_SHORT PROBLEM_
Extract from the listing each line in which the word "Friends" appears.

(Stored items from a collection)

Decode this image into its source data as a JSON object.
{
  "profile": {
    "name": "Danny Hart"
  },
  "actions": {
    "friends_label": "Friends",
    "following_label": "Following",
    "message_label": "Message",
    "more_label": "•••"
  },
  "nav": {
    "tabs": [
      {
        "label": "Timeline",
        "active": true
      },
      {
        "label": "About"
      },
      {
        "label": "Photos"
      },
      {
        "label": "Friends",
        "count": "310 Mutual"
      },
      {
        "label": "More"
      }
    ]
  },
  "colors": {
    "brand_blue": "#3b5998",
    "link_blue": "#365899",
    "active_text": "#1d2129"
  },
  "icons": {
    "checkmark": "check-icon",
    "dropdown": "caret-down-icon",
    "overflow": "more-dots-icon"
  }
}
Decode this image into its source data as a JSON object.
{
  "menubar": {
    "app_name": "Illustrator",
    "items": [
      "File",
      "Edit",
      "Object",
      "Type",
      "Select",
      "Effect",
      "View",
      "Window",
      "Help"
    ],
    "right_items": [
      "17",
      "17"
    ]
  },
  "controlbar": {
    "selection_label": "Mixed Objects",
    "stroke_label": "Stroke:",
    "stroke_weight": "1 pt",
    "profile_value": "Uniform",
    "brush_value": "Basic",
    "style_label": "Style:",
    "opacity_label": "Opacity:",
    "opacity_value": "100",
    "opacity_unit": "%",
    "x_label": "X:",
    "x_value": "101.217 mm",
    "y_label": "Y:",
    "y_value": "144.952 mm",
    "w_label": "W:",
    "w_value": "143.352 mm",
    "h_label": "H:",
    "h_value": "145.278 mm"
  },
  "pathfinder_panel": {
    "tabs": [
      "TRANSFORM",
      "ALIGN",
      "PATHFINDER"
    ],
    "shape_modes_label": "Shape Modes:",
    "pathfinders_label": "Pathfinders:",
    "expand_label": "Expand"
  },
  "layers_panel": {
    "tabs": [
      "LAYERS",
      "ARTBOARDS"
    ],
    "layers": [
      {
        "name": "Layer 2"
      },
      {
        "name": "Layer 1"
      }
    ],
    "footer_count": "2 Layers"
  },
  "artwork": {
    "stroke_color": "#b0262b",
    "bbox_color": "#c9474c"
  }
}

_FINISHED TASK_
    "friends_label": "Friends",
        "label": "Friends",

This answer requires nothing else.